== Reading passage

The problem though—and it is not a small one—is that if one goes around saying I am depressed and not I am a depressive, one is not adequately positioned, I think, to deal with one’s depression qua depression, to accept it as such, and to find accordingly ways of dealing with it or, if not that, living with it. Because it’s hard enough being depressed without being hard on yourself for being depressed.

Brain Shivers

The epistemological question I have raised a little lately as to whether much is happening in the world to piss a body off or whether this body is at present predisposed to be pissed at anything is crazyfaceredthe product, over six months or so, of my effort to stop taking the anti-depressant called Effexor.   Why I might not want to stay tanked up for the rest of my natural or unnatural life on anti-depressants is a question itself.  Isn’t it really six of one, half dozen of another?  One is tanked up on something all the time biochemically speaking—caffeine perhaps, or sugar, sugar, sugar, and so on and so forth.  In any case, not taking anti-depressants is no more natural than taking them. Why in God’s name in any case would I want to know what I “really” feel like at age 60?

====
== Data

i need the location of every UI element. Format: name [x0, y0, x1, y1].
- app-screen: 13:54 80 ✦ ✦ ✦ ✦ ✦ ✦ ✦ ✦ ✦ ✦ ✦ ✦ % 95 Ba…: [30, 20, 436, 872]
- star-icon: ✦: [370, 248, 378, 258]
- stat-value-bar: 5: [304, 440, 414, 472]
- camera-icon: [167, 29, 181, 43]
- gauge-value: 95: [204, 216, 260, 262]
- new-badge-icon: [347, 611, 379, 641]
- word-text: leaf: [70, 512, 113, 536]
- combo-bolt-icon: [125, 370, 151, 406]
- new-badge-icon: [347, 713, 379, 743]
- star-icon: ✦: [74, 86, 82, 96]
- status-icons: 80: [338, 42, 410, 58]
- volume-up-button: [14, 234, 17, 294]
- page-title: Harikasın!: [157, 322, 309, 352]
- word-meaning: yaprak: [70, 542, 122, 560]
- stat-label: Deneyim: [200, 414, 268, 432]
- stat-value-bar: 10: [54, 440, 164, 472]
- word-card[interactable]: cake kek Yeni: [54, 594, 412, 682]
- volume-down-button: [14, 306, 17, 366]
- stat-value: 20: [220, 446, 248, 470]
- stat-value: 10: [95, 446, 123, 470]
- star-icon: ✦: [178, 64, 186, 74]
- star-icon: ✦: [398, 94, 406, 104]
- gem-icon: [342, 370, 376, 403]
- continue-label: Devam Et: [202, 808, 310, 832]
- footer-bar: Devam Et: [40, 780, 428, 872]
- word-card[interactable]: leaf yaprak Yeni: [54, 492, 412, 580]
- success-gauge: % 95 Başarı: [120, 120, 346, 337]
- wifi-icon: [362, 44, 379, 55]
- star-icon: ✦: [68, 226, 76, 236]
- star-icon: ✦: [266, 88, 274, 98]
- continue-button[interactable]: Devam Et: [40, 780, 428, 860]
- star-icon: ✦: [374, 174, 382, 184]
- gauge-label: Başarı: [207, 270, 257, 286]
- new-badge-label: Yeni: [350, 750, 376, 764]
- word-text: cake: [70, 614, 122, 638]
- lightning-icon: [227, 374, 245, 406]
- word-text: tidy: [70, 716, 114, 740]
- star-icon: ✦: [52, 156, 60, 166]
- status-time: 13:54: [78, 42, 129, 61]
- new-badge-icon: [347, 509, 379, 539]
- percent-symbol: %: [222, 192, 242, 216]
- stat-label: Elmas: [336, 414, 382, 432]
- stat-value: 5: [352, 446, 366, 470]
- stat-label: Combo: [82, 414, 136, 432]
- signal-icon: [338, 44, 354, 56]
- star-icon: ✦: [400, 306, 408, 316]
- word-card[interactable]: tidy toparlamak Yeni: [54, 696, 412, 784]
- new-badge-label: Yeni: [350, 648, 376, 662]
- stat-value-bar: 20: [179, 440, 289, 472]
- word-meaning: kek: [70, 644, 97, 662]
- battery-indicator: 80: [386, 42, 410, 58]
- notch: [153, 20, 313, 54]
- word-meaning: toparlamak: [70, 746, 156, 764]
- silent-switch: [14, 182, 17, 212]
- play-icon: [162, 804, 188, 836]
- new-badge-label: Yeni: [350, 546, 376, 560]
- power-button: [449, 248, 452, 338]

====

**The problem:**
In the passage on depression, which anti-depressant is the writer trying to stop taking?

**Written response:**
Effexor